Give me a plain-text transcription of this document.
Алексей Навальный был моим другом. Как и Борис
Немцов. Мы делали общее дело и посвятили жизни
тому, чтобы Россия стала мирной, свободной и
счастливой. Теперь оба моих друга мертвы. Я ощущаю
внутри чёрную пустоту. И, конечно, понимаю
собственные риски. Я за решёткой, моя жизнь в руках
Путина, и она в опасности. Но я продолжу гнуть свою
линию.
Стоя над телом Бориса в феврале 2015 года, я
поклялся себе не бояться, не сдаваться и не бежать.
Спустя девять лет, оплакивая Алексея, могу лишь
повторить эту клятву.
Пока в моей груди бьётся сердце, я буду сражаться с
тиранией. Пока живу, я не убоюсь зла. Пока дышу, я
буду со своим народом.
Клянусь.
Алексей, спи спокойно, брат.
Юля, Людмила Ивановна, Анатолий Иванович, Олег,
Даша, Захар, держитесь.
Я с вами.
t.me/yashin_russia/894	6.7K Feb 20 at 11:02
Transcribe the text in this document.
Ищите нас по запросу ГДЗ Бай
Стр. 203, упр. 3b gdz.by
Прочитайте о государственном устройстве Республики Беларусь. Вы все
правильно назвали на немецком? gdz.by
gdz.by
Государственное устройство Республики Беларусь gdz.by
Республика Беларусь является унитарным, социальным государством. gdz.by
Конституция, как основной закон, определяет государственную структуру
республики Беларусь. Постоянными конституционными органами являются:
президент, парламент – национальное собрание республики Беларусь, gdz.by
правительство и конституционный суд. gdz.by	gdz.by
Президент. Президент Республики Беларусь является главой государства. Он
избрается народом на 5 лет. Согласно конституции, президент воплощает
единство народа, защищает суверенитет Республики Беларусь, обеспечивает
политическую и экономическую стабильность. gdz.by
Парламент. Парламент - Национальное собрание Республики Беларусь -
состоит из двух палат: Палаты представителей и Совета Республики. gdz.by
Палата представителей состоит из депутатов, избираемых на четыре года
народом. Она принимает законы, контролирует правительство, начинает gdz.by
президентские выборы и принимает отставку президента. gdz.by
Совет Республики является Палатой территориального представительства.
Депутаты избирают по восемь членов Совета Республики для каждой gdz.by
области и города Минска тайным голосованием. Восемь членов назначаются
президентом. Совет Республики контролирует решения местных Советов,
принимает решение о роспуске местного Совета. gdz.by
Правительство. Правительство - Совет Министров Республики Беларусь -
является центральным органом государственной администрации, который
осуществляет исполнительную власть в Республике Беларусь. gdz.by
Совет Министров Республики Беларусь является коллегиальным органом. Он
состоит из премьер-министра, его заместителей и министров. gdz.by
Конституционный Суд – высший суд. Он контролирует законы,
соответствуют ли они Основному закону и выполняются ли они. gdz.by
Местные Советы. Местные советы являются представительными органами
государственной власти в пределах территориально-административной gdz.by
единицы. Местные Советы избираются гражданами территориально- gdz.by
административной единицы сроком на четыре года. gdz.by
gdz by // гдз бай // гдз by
+++
Restate the records, all of them, precisely as written.

* Solution to this exercise:
Give me a plain-text transcription of this document.
Алексей Навальный был моим другом. Как и Борис
Немцов. Мы делали общее дело и посвятили жизни
тому, чтобы Россия стала мирной, свободной и
счастливой. Теперь оба моих друга мертвы. Я ощущаю
внутри чёрную пустоту. И, конечно, понимаю
собственные риски. Я за решёткой, моя жизнь в руках
Путина, и она в опасности. Но я продолжу гнуть свою
линию.
Стоя над телом Бориса в феврале 2015 года, я
поклялся себе не бояться, не сдаваться и не бежать.
Спустя девять лет, оплакивая Алексея, могу лишь
повторить эту клятву.
Пока в моей груди бьётся сердце, я буду сражаться с
тиранией. Пока живу, я не убоюсь зла. Пока дышу, я
буду со своим народом.
Клянусь.
Алексей, спи спокойно, брат.
Юля, Людмила Ивановна, Анатолий Иванович, Олег,
Даша, Захар, держитесь.
Я с вами.
t.me/yashin_russia/894	6.7K Feb 20 at 11:02
Transcribe the text in this document.
Ищите нас по запросу ГДЗ Бай
Стр. 203, упр. 3b gdz.by
Прочитайте о государственном устройстве Республики Беларусь. Вы все
правильно назвали на немецком? gdz.by
gdz.by
Государственное устройство Республики Беларусь gdz.by
Республика Беларусь является унитарным, социальным государством. gdz.by
Конституция, как основной закон, определяет государственную структуру
республики Беларусь. Постоянными конституционными органами являются:
президент, парламент – национальное собрание республики Беларусь, gdz.by
правительство и конституционный суд. gdz.by	gdz.by
Президент. Президент Республики Беларусь является главой государства. Он
избрается народом на 5 лет. Согласно конституции, президент воплощает
единство народа, защищает суверенитет Республики Беларусь, обеспечивает
политическую и экономическую стабильность. gdz.by
Парламент. Парламент - Национальное собрание Республики Беларусь -
состоит из двух палат: Палаты представителей и Совета Республики. gdz.by
Палата представителей состоит из депутатов, избираемых на четыре года
народом. Она принимает законы, контролирует правительство, начинает gdz.by
президентские выборы и принимает отставку президента. gdz.by
Совет Республики является Палатой территориального представительства.
Депутаты избирают по восемь членов Совета Республики для каждой gdz.by
области и города Минска тайным голосованием. Восемь членов назначаются
президентом. Совет Республики контролирует решения местных Советов,
принимает решение о роспуске местного Совета. gdz.by
Правительство. Правительство - Совет Министров Республики Беларусь -
является центральным органом государственной администрации, который
осуществляет исполнительную власть в Республике Беларусь. gdz.by
Совет Министров Республики Беларусь является коллегиальным органом. Он
состоит из премьер-министра, его заместителей и министров. gdz.by
Конституционный Суд – высший суд. Он контролирует законы,
соответствуют ли они Основному закону и выполняются ли они. gdz.by
Местные Советы. Местные советы являются представительными органами
государственной власти в пределах территориально-административной gdz.by
единицы. Местные Советы избираются гражданами территориально- gdz.by
административной единицы сроком на четыре года. gdz.by
gdz by // гдз бай // гдз by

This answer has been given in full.